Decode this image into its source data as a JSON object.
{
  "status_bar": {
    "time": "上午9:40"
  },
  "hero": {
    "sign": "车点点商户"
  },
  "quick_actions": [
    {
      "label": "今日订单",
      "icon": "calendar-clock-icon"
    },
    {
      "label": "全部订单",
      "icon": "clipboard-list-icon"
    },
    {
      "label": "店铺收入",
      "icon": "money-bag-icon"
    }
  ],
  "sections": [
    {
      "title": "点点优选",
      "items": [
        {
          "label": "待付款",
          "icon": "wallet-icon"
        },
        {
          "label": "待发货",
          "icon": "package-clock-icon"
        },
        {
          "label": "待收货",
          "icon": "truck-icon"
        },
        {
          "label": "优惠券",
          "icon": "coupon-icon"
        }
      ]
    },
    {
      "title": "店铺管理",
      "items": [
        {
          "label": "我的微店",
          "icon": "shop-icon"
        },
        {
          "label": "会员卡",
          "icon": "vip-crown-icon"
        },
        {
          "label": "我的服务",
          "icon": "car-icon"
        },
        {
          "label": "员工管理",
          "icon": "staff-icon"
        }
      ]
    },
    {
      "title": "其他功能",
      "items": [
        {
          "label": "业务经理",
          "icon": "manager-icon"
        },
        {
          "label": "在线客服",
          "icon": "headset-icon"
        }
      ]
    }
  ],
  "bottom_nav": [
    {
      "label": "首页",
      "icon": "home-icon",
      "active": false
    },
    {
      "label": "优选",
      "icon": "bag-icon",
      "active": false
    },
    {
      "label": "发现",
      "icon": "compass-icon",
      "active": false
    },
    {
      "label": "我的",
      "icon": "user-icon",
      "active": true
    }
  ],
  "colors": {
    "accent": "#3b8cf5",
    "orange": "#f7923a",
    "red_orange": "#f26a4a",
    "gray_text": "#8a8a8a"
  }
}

========================

### Challenge
Take the entries above and copy them out exactly.

### Solution
Decode this image into its source data as a JSON object.
{
  "status_bar": {
    "time": "上午9:40"
  },
  "hero": {
    "sign": "车点点商户"
  },
  "quick_actions": [
    {
      "label": "今日订单",
      "icon": "calendar-clock-icon"
    },
    {
      "label": "全部订单",
      "icon": "clipboard-list-icon"
    },
    {
      "label": "店铺收入",
      "icon": "money-bag-icon"
    }
  ],
  "sections": [
    {
      "title": "点点优选",
      "items": [
        {
          "label": "待付款",
          "icon": "wallet-icon"
        },
        {
          "label": "待发货",
          "icon": "package-clock-icon"
        },
        {
          "label": "待收货",
          "icon": "truck-icon"
        },
        {
          "label": "优惠券",
          "icon": "coupon-icon"
        }
      ]
    },
    {
      "title": "店铺管理",
      "items": [
        {
          "label": "我的微店",
          "icon": "shop-icon"
        },
        {
          "label": "会员卡",
          "icon": "vip-crown-icon"
        },
        {
          "label": "我的服务",
          "icon": "car-icon"
        },
        {
          "label": "员工管理",
          "icon": "staff-icon"
        }
      ]
    },
    {
      "title": "其他功能",
      "items": [
        {
          "label": "业务经理",
          "icon": "manager-icon"
        },
        {
          "label": "在线客服",
          "icon": "headset-icon"
        }
      ]
    }
  ],
  "bottom_nav": [
    {
      "label": "首页",
      "icon": "home-icon",
      "active": false
    },
    {
      "label": "优选",
      "icon": "bag-icon",
      "active": false
    },
    {
      "label": "发现",
      "icon": "compass-icon",
      "active": false
    },
    {
      "label": "我的",
      "icon": "user-icon",
      "active": true
    }
  ],
  "colors": {
    "accent": "#3b8cf5",
    "orange": "#f7923a",
    "red_orange": "#f26a4a",
    "gray_text": "#8a8a8a"
  }
}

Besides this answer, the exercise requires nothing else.